─── Trecho citado ───

Termos em que, e nos melhores de Direito com o douto suprimento de V.Exas., julgando procedente o presente recurso, revogando o despacho recorrido e substituindo-se aquele por outro que não padecendo dos apontados vícios determine a suspensão do presente processo quanto não se consolidar na ordem jurídica a decisão que for proferida nos procedimentos de revisão e/ou das decisões judiciais que lhes sucederem, farão V.Exas cumprir a LEI e JUSTIÇA.


*

O Ministério Público respondeu ao recurso interposto nos seguintes termos: “

“ (…)

Compulsados os autos, constata-se que a 10 de Dezembro de 2021 foi proferido o seguinte despacho judicial:

“Por fim, vêm os arguidos requerer a suspensão do procedimento criminal quecorre termos contra os mesmos, considerando o disposto no artigo 47.º, do RGIT.

Referem, para tanto, que intentaram, junto da AT, procedimento de revisão oficiosa da liquidação de IRC, para o ano de 2017, e pretendendo fazê-lo, para o ano de 2018.

───

### Objetivos
1. Traduza para inglês a seguinte frase do trecho citado: "Referem, para tanto, que intentaram, junto da AT, procedimento de revisão oficiosa da liquidação de IRC, para o ano de 2017, e pretendendo fazê-lo, para o ano de 2018."
2. Segundo o trecho citado, em que data foi proferido o despacho judicial transcrito?
3. Prossiga o trecho citado a partir da última frase apresentada.

─── Registos apresentados ───

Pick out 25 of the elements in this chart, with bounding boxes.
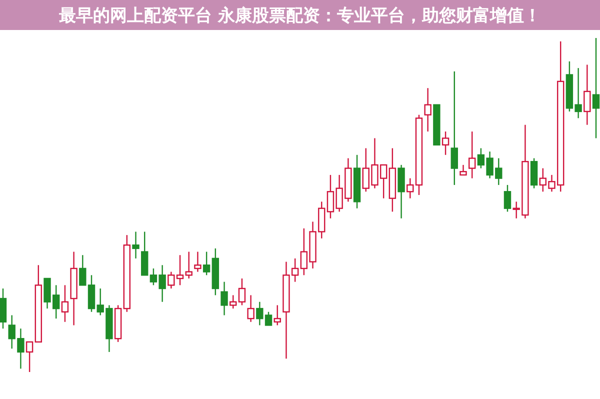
candlestick	[450, 70, 458, 186]
candlestick	[468, 130, 476, 179]
candlestick	[61, 284, 69, 322]
candlestick	[238, 278, 246, 306]
candlestick	[220, 281, 228, 316]
candlestick	[247, 294, 254, 322]
candlestick	[424, 88, 432, 132]
candlestick	[584, 64, 591, 126]
candlestick	[230, 294, 237, 310]
candlestick	[141, 231, 148, 276]
chart-title: 最早的网上配资平台 永康股票配资：专业平台，助您财富增值！	[58, 6, 541, 26]
candlestick	[406, 178, 414, 199]
candlestick	[194, 251, 202, 272]
candlestick	[0, 288, 7, 330]
candlestick	[398, 164, 405, 219]
candlestick	[460, 164, 467, 176]
candlestick	[442, 130, 450, 156]
candlestick	[185, 251, 192, 280]
candlestick	[26, 341, 34, 373]
candlestick	[592, 37, 600, 139]
candlestick	[132, 231, 140, 260]
candlestick	[504, 184, 512, 212]
candlestick	[202, 251, 210, 276]
candlestick	[274, 304, 281, 326]
candlestick	[530, 158, 538, 189]
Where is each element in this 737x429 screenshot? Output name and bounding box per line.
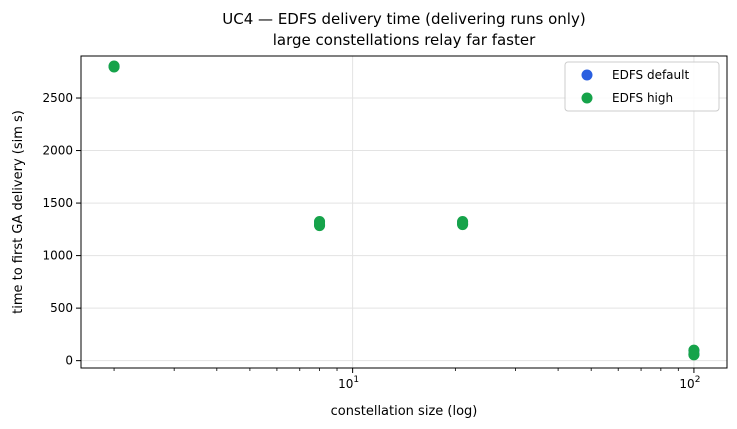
x-axis-label: constellation size (log) [331,404,478,419]
y-tick-label: 1000 [42,249,73,263]
legend-marker-edfs-default [581,69,593,81]
plot-frame [80,55,728,369]
y-axis-label: time to first GA delivery (sim s) [11,110,26,314]
chart-title: UC4 — EDFS delivery time (delivering run… [222,10,585,28]
y-tick-label: 1500 [42,196,73,210]
legend: EDFS default EDFS high [564,61,720,112]
x-tick-label: 102 [679,375,700,391]
x-tick-label: 101 [338,375,359,391]
legend-label-edfs-default: EDFS default [612,68,689,82]
legend-box [564,61,720,112]
data-point-edfs-high [108,60,120,72]
chart-subtitle: large constellations relay far faster [273,31,536,49]
y-tick-label: 500 [50,301,73,315]
grid [81,56,727,368]
y-tick-label: 2500 [42,91,73,105]
data-points [108,60,700,361]
data-point-edfs-high [457,215,469,227]
y-axis-ticks: 0 500 1000 1500 2000 2500 [42,91,81,368]
data-point-edfs-high [314,215,326,227]
data-point-edfs-high [688,344,700,356]
legend-label-edfs-high: EDFS high [612,91,673,105]
y-tick-label: 2000 [42,144,73,158]
x-axis-ticks: 101 102 [113,368,700,391]
y-tick-label: 0 [65,354,73,368]
legend-marker-edfs-high [581,92,593,104]
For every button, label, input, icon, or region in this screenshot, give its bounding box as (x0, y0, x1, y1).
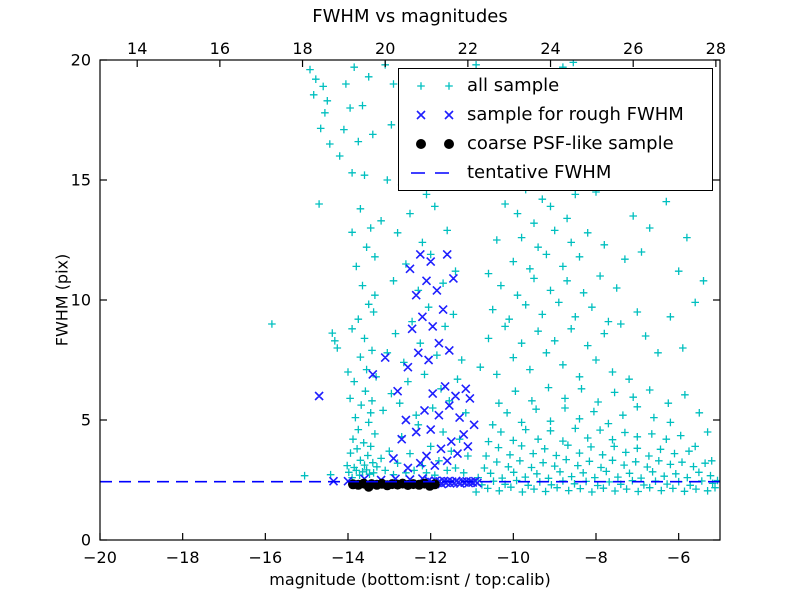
chart-title: FWHM vs magnitudes (312, 6, 508, 27)
legend-label: all sample (467, 75, 560, 97)
x-tick-label: −20 (83, 548, 117, 567)
legend: all sample sample for rough FWHM coarse … (398, 68, 713, 191)
psf-sample-dot (429, 479, 440, 490)
top-tick-label: 16 (210, 39, 230, 58)
x-axis-label: magnitude (bottom:isnt / top:calib) (269, 570, 551, 589)
legend-label: sample for rough FWHM (467, 104, 684, 126)
legend-label: coarse PSF-like sample (467, 132, 674, 154)
legend-item-psf-sample: coarse PSF-like sample (407, 132, 708, 154)
top-tick-label: 24 (540, 39, 560, 58)
y-tick-label: 10 (71, 291, 91, 310)
x-tick-label: −14 (331, 548, 365, 567)
x-tick-label: −16 (248, 548, 282, 567)
rough-fwhm-markers (314, 249, 482, 489)
x-marker-icon (416, 110, 454, 120)
dashed-line-icon (411, 171, 458, 174)
top-tick-label: 22 (458, 39, 478, 58)
dot-marker-icon (416, 138, 454, 149)
y-tick-label: 15 (71, 171, 91, 190)
x-tick-label: −12 (414, 548, 448, 567)
x-tick-label: −8 (584, 548, 608, 567)
top-tick-label: 26 (623, 39, 643, 58)
top-tick-label: 18 (292, 39, 312, 58)
legend-label: tentative FWHM (467, 161, 612, 183)
series-layer (100, 60, 720, 496)
top-tick-label: 28 (706, 39, 726, 58)
x-tick-label: −10 (496, 548, 530, 567)
x-tick-label: −18 (166, 548, 200, 567)
top-tick-label: 20 (375, 39, 395, 58)
legend-item-all-sample: all sample (407, 76, 708, 96)
legend-item-tentative-fwhm: tentative FWHM (407, 161, 708, 183)
top-tick-label: 14 (127, 39, 147, 58)
y-axis-label: FWHM (pix) (52, 253, 72, 347)
x-tick-label: −6 (667, 548, 691, 567)
plus-marker-icon (417, 82, 453, 91)
y-tick-label: 0 (81, 531, 91, 550)
y-tick-label: 5 (81, 411, 91, 430)
y-tick-label: 20 (71, 51, 91, 70)
legend-item-rough-fwhm: sample for rough FWHM (407, 105, 708, 125)
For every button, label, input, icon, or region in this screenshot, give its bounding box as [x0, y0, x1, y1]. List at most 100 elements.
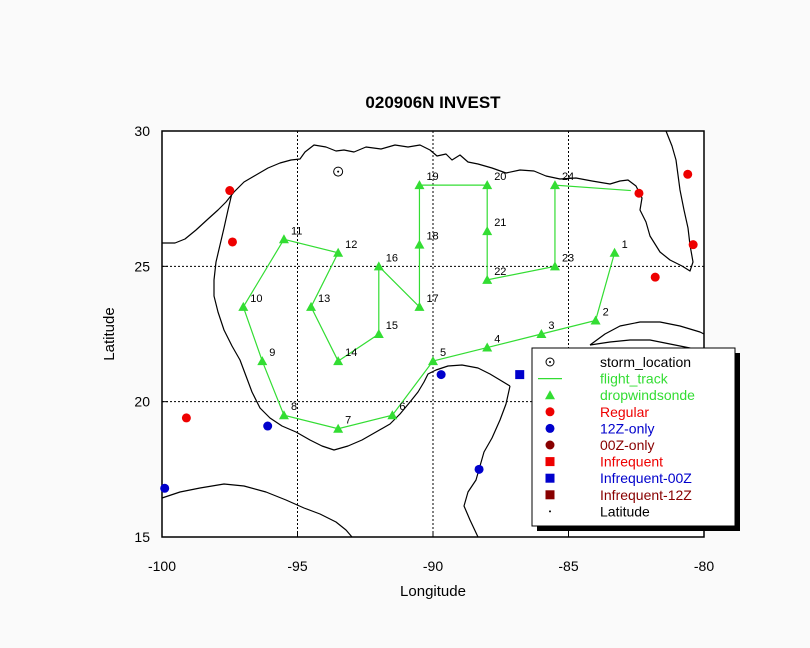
dropwindsonde-label: 24: [562, 171, 574, 183]
legend-infrequent-symbol: [545, 457, 555, 467]
dropwindsonde-label: 11: [291, 225, 302, 237]
dropwindsonde-label: 6: [399, 401, 405, 413]
dropwindsonde-marker: [387, 410, 398, 420]
dropwindsonde-label: 19: [426, 171, 438, 183]
dropwindsonde-marker: [306, 301, 317, 311]
legend-storm-location-label: storm_location: [600, 354, 691, 370]
legend-dropwindsonde-label: dropwindsonde: [600, 387, 695, 403]
dropwindsonde-label: 14: [345, 347, 357, 359]
dropwindsonde-marker: [333, 247, 344, 257]
regular-station-marker: [650, 272, 660, 282]
dropwindsonde-marker: [373, 261, 384, 271]
legend-infrequent-label: Infrequent: [600, 454, 663, 470]
regular-station-marker: [688, 240, 698, 250]
dropwindsonde-marker: [333, 356, 344, 366]
regular-station-marker: [634, 188, 644, 198]
y-axis-label: Latitude: [101, 307, 118, 360]
dropwindsonde-marker: [278, 234, 289, 244]
dropwindsonde-label: 1: [622, 239, 628, 251]
dropwindsonde-marker: [536, 329, 547, 338]
legend-z00-only-label: 00Z-only: [600, 437, 654, 453]
legend-box: [531, 347, 736, 527]
dropwindsonde-label: 9: [269, 347, 275, 359]
x-tick-label: -95: [287, 558, 307, 574]
legend-storm-location-symbol-center: [549, 361, 551, 363]
legend-regular-symbol: [545, 407, 555, 417]
y-tick-label: 20: [134, 394, 150, 410]
dropwindsonde-label: 16: [386, 252, 398, 264]
x-tick-label: -100: [148, 558, 176, 574]
dropwindsonde-label: 17: [426, 293, 438, 305]
storm-location: [333, 166, 344, 177]
dropwindsonde-marker: [257, 356, 268, 366]
dropwindsonde-marker: [549, 261, 560, 271]
legend-z00-only-symbol: [545, 440, 555, 450]
legend-items: storm_locationflight_trackdropwindsondeR…: [538, 354, 695, 519]
dropwindsonde-marker: [590, 315, 601, 325]
dropwindsonde-label: 18: [426, 231, 438, 243]
dropwindsonde-marker: [428, 356, 438, 366]
dropwindsonde-marker: [238, 301, 249, 311]
dropwindsonde-label: 20: [494, 171, 506, 183]
legend-latitude-label: Latitude: [600, 503, 650, 519]
legend-flight-track-label: flight_track: [600, 371, 669, 387]
legend-infrequent-00z-symbol: [545, 473, 555, 483]
legend-infrequent-12z-symbol: [545, 490, 555, 500]
dropwindsonde-label: 10: [250, 293, 262, 305]
legend: storm_locationflight_trackdropwindsondeR…: [531, 347, 740, 531]
dropwindsonde-label: 13: [318, 293, 330, 305]
regular-station-marker: [683, 169, 693, 179]
dropwindsonde-marker: [333, 423, 344, 433]
dropwindsonde-label: 8: [291, 401, 297, 413]
dropwindsonde-marker: [278, 410, 289, 420]
dropwindsonde-marker: [549, 180, 560, 190]
x-axis-label: Longitude: [400, 583, 466, 600]
x-tick-label: -85: [558, 558, 578, 574]
legend-storm-location-symbol: [545, 357, 555, 367]
dropwindsonde-label: 2: [603, 306, 609, 318]
regular-station-marker: [227, 237, 237, 247]
legend-infrequent-12z-label: Infrequent-12Z: [600, 487, 692, 503]
z12-only-station-marker: [263, 421, 273, 431]
legend-z12-only-symbol: [545, 423, 555, 433]
z12-only-station-marker: [160, 483, 170, 493]
y-tick-label: 15: [134, 529, 150, 545]
legend-latitude-symbol: [549, 510, 551, 513]
dropwindsonde-label: 5: [440, 347, 446, 359]
dropwindsonde-marker: [482, 226, 493, 236]
y-tick-label: 30: [134, 123, 150, 139]
legend-infrequent-00z-label: Infrequent-00Z: [600, 470, 692, 486]
dropwindsonde-marker: [414, 180, 425, 190]
legend-regular-label: Regular: [600, 404, 649, 420]
dropwindsonde-marker: [482, 274, 493, 284]
gulf-west-coast: [213, 192, 511, 451]
mexico-south-coast: [161, 483, 353, 538]
x-tick-label: -80: [694, 558, 714, 574]
chart-title: 020906N INVEST: [365, 93, 501, 112]
storm-location-marker: [333, 166, 344, 177]
legend-dropwindsonde-symbol: [545, 390, 555, 400]
dropwindsonde-marker: [609, 247, 620, 257]
infrequent-00z-station-marker: [515, 370, 525, 380]
y-tick-label: 25: [134, 258, 150, 274]
regular-station-marker: [225, 186, 235, 196]
dropwindsonde-label: 7: [345, 415, 351, 427]
dropwindsonde-label: 21: [494, 217, 506, 229]
dropwindsonde-marker: [373, 329, 384, 338]
cuba-outline: [589, 321, 705, 346]
dropwindsonde-marker: [414, 301, 425, 311]
z12-only-station-marker: [474, 464, 484, 474]
dropwindsonde-marker: [414, 239, 425, 249]
dropwindsonde-label: 3: [548, 320, 554, 332]
x-tick-label: -90: [423, 558, 443, 574]
dropwindsonde-label: 15: [386, 320, 398, 332]
dropwindsonde-marker: [482, 342, 493, 352]
dropwindsonde-label: 23: [562, 252, 574, 264]
z12-only-station-marker: [436, 370, 446, 380]
legend-z12-only-label: 12Z-only: [600, 420, 654, 436]
dropwindsonde-label: 4: [494, 334, 500, 346]
dropwindsonde-marker: [482, 180, 493, 190]
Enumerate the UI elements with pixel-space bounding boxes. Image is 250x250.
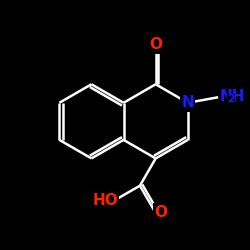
Text: O: O xyxy=(149,37,162,52)
Text: N: N xyxy=(182,95,194,110)
Text: 2: 2 xyxy=(227,94,235,104)
Text: O: O xyxy=(154,204,167,220)
Text: NH: NH xyxy=(220,88,246,104)
Text: HO: HO xyxy=(92,194,118,208)
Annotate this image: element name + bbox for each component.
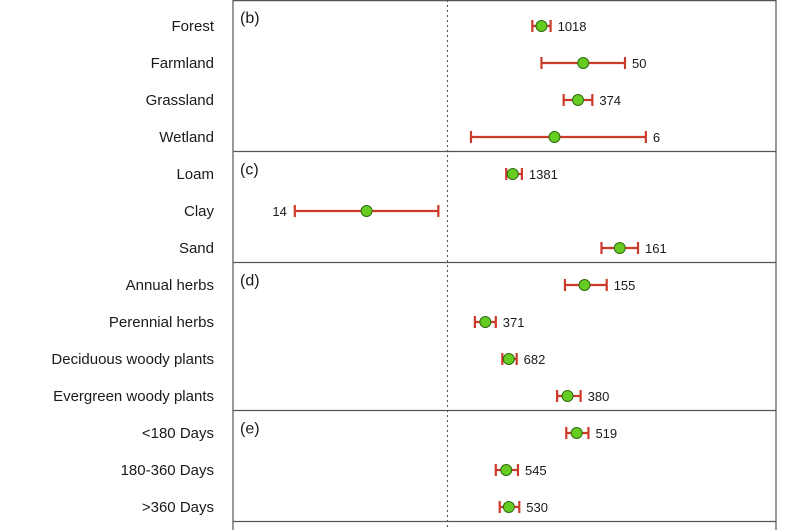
sample-size-label: 155 (614, 278, 636, 293)
sample-size-label: 1018 (558, 19, 587, 34)
category-label: Loam (176, 166, 214, 183)
category-label: Clay (184, 203, 215, 220)
sample-size-label: 50 (632, 56, 646, 71)
effect-point (570, 427, 583, 439)
effect-point (572, 94, 584, 106)
sample-size-label: 161 (645, 241, 667, 256)
sample-size-label: 519 (595, 426, 617, 441)
sample-size-label: 380 (588, 389, 610, 404)
effect-point (561, 390, 574, 402)
panel-label: (e) (240, 421, 260, 438)
category-label: Annual herbs (126, 277, 214, 294)
sample-size-label: 545 (525, 463, 547, 478)
effect-point (577, 57, 590, 69)
sample-size-label: 530 (526, 500, 548, 515)
sample-size-label: 1381 (529, 167, 558, 182)
panel-label: (c) (240, 162, 259, 179)
category-label: Perennial herbs (109, 314, 214, 331)
sample-size-label: 682 (524, 352, 546, 367)
effect-point (502, 353, 515, 365)
effect-point (535, 20, 548, 32)
category-label: 180-360 Days (121, 462, 214, 479)
sample-size-label: 371 (503, 315, 525, 330)
category-label: Evergreen woody plants (53, 388, 214, 405)
category-label: >360 Days (142, 499, 214, 516)
effect-point (479, 316, 492, 328)
category-label: Forest (171, 18, 214, 35)
sample-size-label: 374 (599, 93, 621, 108)
effect-point (502, 501, 515, 513)
category-label: Wetland (159, 129, 214, 146)
category-label: <180 Days (142, 425, 214, 442)
category-label: Deciduous woody plants (51, 351, 214, 368)
effect-point (613, 242, 626, 254)
effect-point (578, 279, 591, 291)
category-label: Grassland (146, 92, 214, 109)
sample-size-label: 14 (272, 204, 286, 219)
category-label: Sand (179, 240, 214, 257)
effect-point (506, 168, 519, 180)
category-label: Farmland (151, 55, 214, 72)
plot-frame: (b)(c)(d)(e)(f) (232, 0, 777, 530)
sample-size-label: 6 (653, 130, 660, 145)
panel-label: (b) (240, 10, 260, 27)
plot-marks: Forest 1018 Farmland 50 Grassland 374 Wetland 6… (51, 18, 666, 516)
effect-point (548, 131, 561, 143)
effect-point (500, 464, 513, 476)
effect-point (360, 205, 373, 217)
panel-label: (d) (240, 273, 260, 290)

───

### Respostas dos exercícios
1. To that end, they state that they have filed with the AT a procedure for the ex officio review of the IRC assessment for the year 2017, and that they intend to do so for the year 2018.

2. O despacho judicial foi proferido a 10 de Dezembro de 2021.

3.
Juntam para o efeito, cópia do referido requerimento, e ainda, o comprovativo de registo do envio do mesmo, para a AT, datado, desta feita, de 07/12/2021 – a saber, um dia antes da apresentação do requerimento em análise e, 6 dias antes da data designada para a realização da audiência de julgamento.

Ora, nos termos do disposto no artigo 47.º, do RGIT, “1 - Se estiver a correr processo de impugnação judicial ou tiver lugar oposição à execução, nos termos do Código de Procedimento e de Processo Tributário, em que se discuta situação tributária decuja definição dependa a qualificação criminal dos factos imputados, o processo penal tributário suspende-se até que transitem em julgado as respectivas sentenças”.

Como é bom de ver, não se encontra a correr termos, atualmente, qualquer processo de impugnação judicial da situação tributária em análise nos autos, em que se encontra a discutir a situação tributária em crise. De facto, nem o requerimento enviado à AT foi ainda, atendendo à data em que foi endereçado, instruído junto daqueles serviços, na presente data, nem, e mais importante, tal se podendo confundir com a impugnação judicial a que faz referência o artigo 47.º, do RGIT, a qual corre termos, ademais, junto do TAF.

De facto, não tem qualquer aplicação nos autos o invocado artigo 47.º, do RGIT.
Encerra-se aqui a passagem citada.